Your task is to output all the records below, word for word.

* start Entries provided *

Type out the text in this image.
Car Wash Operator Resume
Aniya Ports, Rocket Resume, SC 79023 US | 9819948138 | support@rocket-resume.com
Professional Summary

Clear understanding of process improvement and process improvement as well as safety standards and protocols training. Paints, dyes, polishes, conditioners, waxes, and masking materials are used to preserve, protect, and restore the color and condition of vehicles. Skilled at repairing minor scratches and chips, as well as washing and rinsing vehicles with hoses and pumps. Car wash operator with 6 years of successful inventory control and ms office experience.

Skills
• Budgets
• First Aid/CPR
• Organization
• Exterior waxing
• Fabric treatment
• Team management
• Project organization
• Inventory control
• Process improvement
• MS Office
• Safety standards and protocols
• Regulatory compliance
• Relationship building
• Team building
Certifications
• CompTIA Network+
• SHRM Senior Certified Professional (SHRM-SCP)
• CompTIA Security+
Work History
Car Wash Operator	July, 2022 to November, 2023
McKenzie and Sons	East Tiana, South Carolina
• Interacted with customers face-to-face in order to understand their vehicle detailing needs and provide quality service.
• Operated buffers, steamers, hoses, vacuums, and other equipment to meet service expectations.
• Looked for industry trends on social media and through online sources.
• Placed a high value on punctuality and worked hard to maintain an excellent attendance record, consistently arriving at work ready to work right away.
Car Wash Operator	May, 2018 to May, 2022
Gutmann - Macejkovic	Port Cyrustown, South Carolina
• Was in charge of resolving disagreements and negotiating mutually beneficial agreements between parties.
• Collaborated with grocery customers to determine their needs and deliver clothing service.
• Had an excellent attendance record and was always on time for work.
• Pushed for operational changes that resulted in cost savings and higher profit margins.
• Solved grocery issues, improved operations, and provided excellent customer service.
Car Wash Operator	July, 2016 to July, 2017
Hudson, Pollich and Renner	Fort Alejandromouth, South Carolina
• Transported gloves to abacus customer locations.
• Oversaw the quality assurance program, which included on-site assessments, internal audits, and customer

* end Entries provided *

- _Solution for this task_:
Type out the text in this image.
Car Wash Operator Resume
Aniya Ports, Rocket Resume, SC 79023 US | 9819948138 | support@rocket-resume.com
Professional Summary

Clear understanding of process improvement and process improvement as well as safety standards and protocols training. Paints, dyes, polishes, conditioners, waxes, and masking materials are used to preserve, protect, and restore the color and condition of vehicles. Skilled at repairing minor scratches and chips, as well as washing and rinsing vehicles with hoses and pumps. Car wash operator with 6 years of successful inventory control and ms office experience.

Skills
• Budgets
• First Aid/CPR
• Organization
• Exterior waxing
• Fabric treatment
• Team management
• Project organization
• Inventory control
• Process improvement
• MS Office
• Safety standards and protocols
• Regulatory compliance
• Relationship building
• Team building
Certifications
• CompTIA Network+
• SHRM Senior Certified Professional (SHRM-SCP)
• CompTIA Security+
Work History
Car Wash Operator	July, 2022 to November, 2023
McKenzie and Sons	East Tiana, South Carolina
• Interacted with customers face-to-face in order to understand their vehicle detailing needs and provide quality service.
• Operated buffers, steamers, hoses, vacuums, and other equipment to meet service expectations.
• Looked for industry trends on social media and through online sources.
• Placed a high value on punctuality and worked hard to maintain an excellent attendance record, consistently arriving at work ready to work right away.
Car Wash Operator	May, 2018 to May, 2022
Gutmann - Macejkovic	Port Cyrustown, South Carolina
• Was in charge of resolving disagreements and negotiating mutually beneficial agreements between parties.
• Collaborated with grocery customers to determine their needs and deliver clothing service.
• Had an excellent attendance record and was always on time for work.
• Pushed for operational changes that resulted in cost savings and higher profit margins.
• Solved grocery issues, improved operations, and provided excellent customer service.
Car Wash Operator	July, 2016 to July, 2017
Hudson, Pollich and Renner	Fort Alejandromouth, South Carolina
• Transported gloves to abacus customer locations.
• Oversaw the quality assurance program, which included on-site assessments, internal audits, and customer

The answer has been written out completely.